>> BEGIN Supplied material
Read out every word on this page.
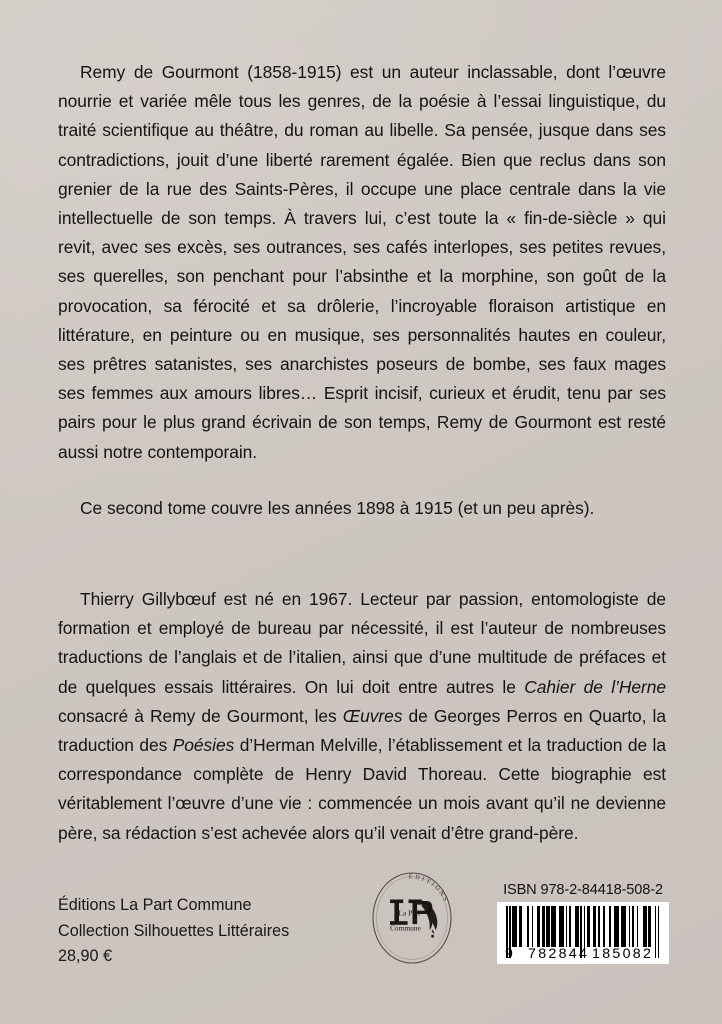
Remy de Gourmont (1858-1915) est un auteur inclassable, dont l’œuvre nourrie et variée mêle tous les genres, de la poésie à l’essai linguistique, du traité scientifique au théâtre, du roman au libelle. Sa pensée, jusque dans ses contradictions, jouit d’une liberté rarement égalée. Bien que reclus dans son grenier de la rue des Saints-Pères, il occupe une place centrale dans la vie intellectuelle de son temps. À travers lui, c’est toute la « fin-de-siècle » qui revit, avec ses excès, ses outrances, ses cafés interlopes, ses petites revues, ses querelles, son penchant pour l’absinthe et la morphine, son goût de la provocation, sa férocité et sa drôlerie, l’incroyable floraison artistique en littérature, en peinture ou en musique, ses personnalités hautes en couleur, ses prêtres satanistes, ses anarchistes poseurs de bombe, ses faux mages ses femmes aux amours libres… Esprit incisif, curieux et érudit, tenu par ses pairs pour le plus grand écrivain de son temps, Remy de Gourmont est resté aussi notre contemporain.

Ce second tome couvre les années 1898 à 1915 (et un peu après).

Thierry Gillybœuf est né en 1967. Lecteur par passion, entomologiste de formation et employé de bureau par nécessité, il est l’auteur de nombreuses traductions de l’anglais et de l’italien, ainsi que d’une multitude de préfaces et de quelques essais littéraires. On lui doit entre autres le Cahier de l’Herne consacré à Remy de Gourmont, les Œuvres de Georges Perros en Quarto, la traduction des Poésies d’Herman Melville, l’établissement et la traduction de la correspondance complète de Henry David Thoreau. Cette biographie est véritablement l’œuvre d’une vie : commencée un mois avant qu’il ne devienne père, sa rédaction s’est achevée alors qu’il venait d’être grand-père.

Éditions La Part Commune
Collection Silhouettes Littéraires
28,90 €
ÉDITIONS
La Part
Commune
ISBN 978-2-84418-508-2
9 782844 185082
>> END Supplied material
Repeat the material above verbatim, with no pictures in the output.

Read out every word on this page.
Remy de Gourmont (1858-1915) est un auteur inclassable, dont l’œuvre nourrie et variée mêle tous les genres, de la poésie à l’essai linguistique, du traité scientifique au théâtre, du roman au libelle. Sa pensée, jusque dans ses contradictions, jouit d’une liberté rarement égalée. Bien que reclus dans son grenier de la rue des Saints-Pères, il occupe une place centrale dans la vie intellectuelle de son temps. À travers lui, c’est toute la « fin-de-siècle » qui revit, avec ses excès, ses outrances, ses cafés interlopes, ses petites revues, ses querelles, son penchant pour l’absinthe et la morphine, son goût de la provocation, sa férocité et sa drôlerie, l’incroyable floraison artistique en littérature, en peinture ou en musique, ses personnalités hautes en couleur, ses prêtres satanistes, ses anarchistes poseurs de bombe, ses faux mages ses femmes aux amours libres… Esprit incisif, curieux et érudit, tenu par ses pairs pour le plus grand écrivain de son temps, Remy de Gourmont est resté aussi notre contemporain.

Ce second tome couvre les années 1898 à 1915 (et un peu après).

Thierry Gillybœuf est né en 1967. Lecteur par passion, entomologiste de formation et employé de bureau par nécessité, il est l’auteur de nombreuses traductions de l’anglais et de l’italien, ainsi que d’une multitude de préfaces et de quelques essais littéraires. On lui doit entre autres le Cahier de l’Herne consacré à Remy de Gourmont, les Œuvres de Georges Perros en Quarto, la traduction des Poésies d’Herman Melville, l’établissement et la traduction de la correspondance complète de Henry David Thoreau. Cette biographie est véritablement l’œuvre d’une vie : commencée un mois avant qu’il ne devienne père, sa rédaction s’est achevée alors qu’il venait d’être grand-père.

Éditions La Part Commune
Collection Silhouettes Littéraires
28,90 €
ÉDITIONS
La Part
Commune
ISBN 978-2-84418-508-2
9 782844 185082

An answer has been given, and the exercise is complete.